Data listing:
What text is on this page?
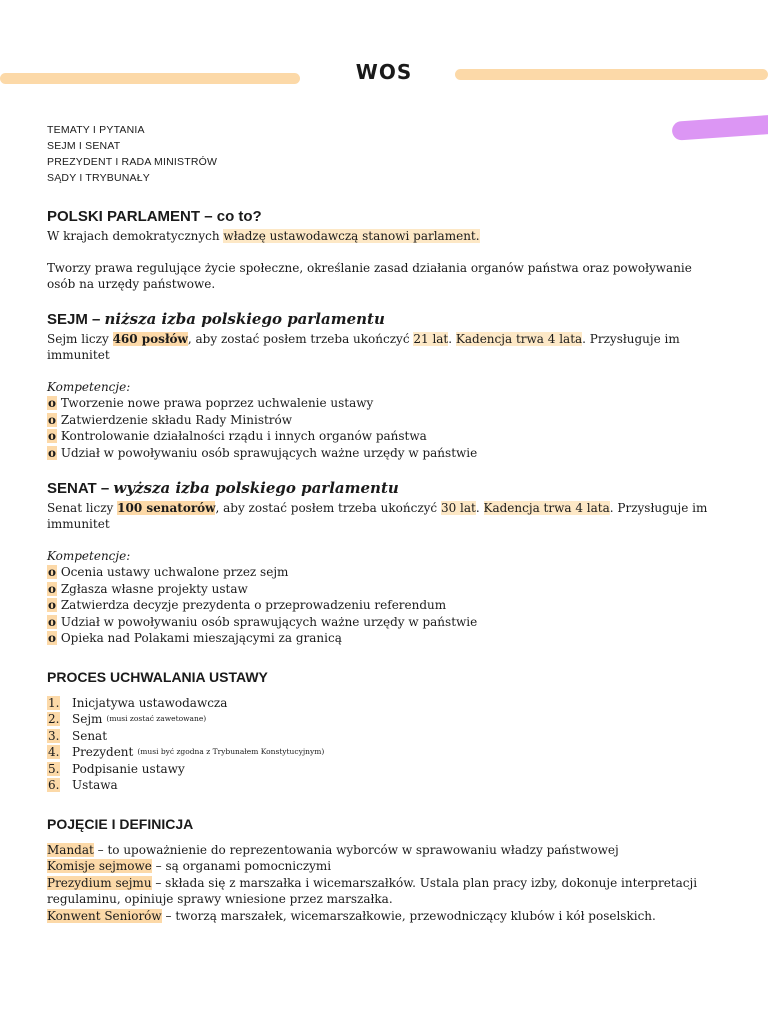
WOS
TEMATY I PYTANIA
SEJM I SENAT
PREZYDENT I RADA MINISTRÓW
SĄDY I TRYBUNAŁY
POLSKI PARLAMENT – co to?

W krajach demokratycznych władzę ustawodawczą stanowi parlament.

Tworzy prawa regulujące życie społeczne, określanie zasad działania organów państwa oraz powoływanie osób na urzędy państwowe.

SEJM – niższa izba polskiego parlamentu

Sejm liczy 460 posłów, aby zostać posłem trzeba ukończyć 21 lat. Kadencja trwa 4 lata. Przysługuje im immunitet

Kompetencje:
o Tworzenie nowe prawa poprzez uchwalenie ustawy
o Zatwierdzenie składu Rady Ministrów
o Kontrolowanie działalności rządu i innych organów państwa
o Udział w powoływaniu osób sprawujących ważne urzędy w państwie
SENAT – wyższa izba polskiego parlamentu

Senat liczy 100 senatorów, aby zostać posłem trzeba ukończyć 30 lat. Kadencja trwa 4 lata. Przysługuje im immunitet

Kompetencje:
o Ocenia ustawy uchwalone przez sejm
o Zgłasza własne projekty ustaw
o Zatwierdza decyzje prezydenta o przeprowadzeniu referendum
o Udział w powoływaniu osób sprawujących ważne urzędy w państwie
o Opieka nad Polakami mieszającymi za granicą
PROCES UCHWALANIA USTAWY
1.	Inicjatywa ustawodawcza
2.	Sejm (musi zostać zawetowane)
3.	Senat
4.	Prezydent (musi być zgodna z Trybunałem Konstytucyjnym)
5.	Podpisanie ustawy
6.	Ustawa
POJĘCIE I DEFINICJA
Mandat – to upoważnienie do reprezentowania wyborców w sprawowaniu władzy państwowej
Komisje sejmowe – są organami pomocniczymi
Prezydium sejmu – składa się z marszałka i wicemarszałków. Ustala plan pracy izby, dokonuje interpretacji regulaminu, opiniuje sprawy wniesione przez marszałka.
Konwent Seniorów – tworzą marszałek, wicemarszałkowie, przewodniczący klubów i kół poselskich.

## To be done
In the entries above, identify every line with the word "Przysługuje". Copy those lines.

## Exercise answer
Sejm liczy 460 posłów, aby zostać posłem trzeba ukończyć 21 lat. Kadencja trwa 4 lata. Przysługuje im immunitet
Senat liczy 100 senatorów, aby zostać posłem trzeba ukończyć 30 lat. Kadencja trwa 4 lata. Przysługuje im immunitet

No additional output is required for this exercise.